------ Material supplied ------
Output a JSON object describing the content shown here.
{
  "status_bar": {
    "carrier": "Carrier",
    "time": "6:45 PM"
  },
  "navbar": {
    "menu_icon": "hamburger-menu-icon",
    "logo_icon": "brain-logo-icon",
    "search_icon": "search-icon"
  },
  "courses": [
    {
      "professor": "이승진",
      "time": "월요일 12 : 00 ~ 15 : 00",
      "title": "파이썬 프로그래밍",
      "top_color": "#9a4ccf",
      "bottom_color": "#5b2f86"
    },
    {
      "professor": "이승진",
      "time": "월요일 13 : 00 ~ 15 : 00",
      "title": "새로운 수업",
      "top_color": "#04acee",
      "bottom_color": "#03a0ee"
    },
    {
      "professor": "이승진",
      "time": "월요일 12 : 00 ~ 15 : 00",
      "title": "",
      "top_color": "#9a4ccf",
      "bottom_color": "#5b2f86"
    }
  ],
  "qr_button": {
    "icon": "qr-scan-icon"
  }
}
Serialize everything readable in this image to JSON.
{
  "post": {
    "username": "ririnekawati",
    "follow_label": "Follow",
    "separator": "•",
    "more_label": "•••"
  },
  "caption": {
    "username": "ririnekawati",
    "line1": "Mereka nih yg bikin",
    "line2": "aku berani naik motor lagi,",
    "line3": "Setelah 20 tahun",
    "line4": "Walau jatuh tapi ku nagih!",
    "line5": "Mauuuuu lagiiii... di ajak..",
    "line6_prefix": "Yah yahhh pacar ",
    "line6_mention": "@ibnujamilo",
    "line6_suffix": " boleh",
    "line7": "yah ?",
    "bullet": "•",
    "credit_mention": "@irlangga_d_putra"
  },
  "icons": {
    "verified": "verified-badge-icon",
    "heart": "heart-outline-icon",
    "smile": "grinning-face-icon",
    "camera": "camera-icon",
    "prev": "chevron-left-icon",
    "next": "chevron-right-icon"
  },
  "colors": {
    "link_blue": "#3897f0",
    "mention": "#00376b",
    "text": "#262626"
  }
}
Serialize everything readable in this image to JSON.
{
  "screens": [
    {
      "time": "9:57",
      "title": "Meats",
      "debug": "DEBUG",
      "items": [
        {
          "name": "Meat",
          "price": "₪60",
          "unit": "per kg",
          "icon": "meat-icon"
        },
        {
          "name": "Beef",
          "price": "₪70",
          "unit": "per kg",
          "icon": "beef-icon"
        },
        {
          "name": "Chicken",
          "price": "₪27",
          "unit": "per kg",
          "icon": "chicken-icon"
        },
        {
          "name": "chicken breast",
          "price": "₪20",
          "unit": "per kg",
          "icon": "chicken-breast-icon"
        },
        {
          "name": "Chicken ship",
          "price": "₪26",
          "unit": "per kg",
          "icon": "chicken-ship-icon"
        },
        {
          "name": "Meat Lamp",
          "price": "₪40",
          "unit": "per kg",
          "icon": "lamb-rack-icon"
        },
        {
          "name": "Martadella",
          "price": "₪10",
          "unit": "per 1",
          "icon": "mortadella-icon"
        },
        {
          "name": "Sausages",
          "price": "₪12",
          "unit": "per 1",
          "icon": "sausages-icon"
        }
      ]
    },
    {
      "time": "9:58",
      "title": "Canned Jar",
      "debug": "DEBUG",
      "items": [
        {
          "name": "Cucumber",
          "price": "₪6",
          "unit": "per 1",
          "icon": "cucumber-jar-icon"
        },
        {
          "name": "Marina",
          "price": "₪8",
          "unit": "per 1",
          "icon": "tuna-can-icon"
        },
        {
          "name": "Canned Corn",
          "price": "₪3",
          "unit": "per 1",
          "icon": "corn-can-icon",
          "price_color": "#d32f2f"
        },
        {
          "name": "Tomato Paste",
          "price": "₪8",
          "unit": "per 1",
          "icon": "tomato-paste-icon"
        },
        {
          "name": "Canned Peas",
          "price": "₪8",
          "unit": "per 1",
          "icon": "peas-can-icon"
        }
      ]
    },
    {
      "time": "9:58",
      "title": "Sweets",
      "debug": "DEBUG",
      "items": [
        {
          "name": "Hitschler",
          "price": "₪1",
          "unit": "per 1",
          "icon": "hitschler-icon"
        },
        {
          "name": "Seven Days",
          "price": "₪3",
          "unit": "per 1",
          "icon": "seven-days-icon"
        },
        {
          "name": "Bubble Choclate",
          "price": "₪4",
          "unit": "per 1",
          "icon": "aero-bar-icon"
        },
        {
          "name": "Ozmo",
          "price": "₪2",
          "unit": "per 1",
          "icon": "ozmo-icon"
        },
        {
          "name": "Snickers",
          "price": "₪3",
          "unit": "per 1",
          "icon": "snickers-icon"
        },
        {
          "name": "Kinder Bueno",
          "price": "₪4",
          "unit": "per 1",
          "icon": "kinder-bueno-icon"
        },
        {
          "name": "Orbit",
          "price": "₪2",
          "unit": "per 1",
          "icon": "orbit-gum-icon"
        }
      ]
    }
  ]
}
------
Task directions. Identify the lines of the data that contain the word "Canned". Copy each of them.

Full answer.
      "title": "Canned Jar",
          "name": "Canned Corn",
          "name": "Canned Peas",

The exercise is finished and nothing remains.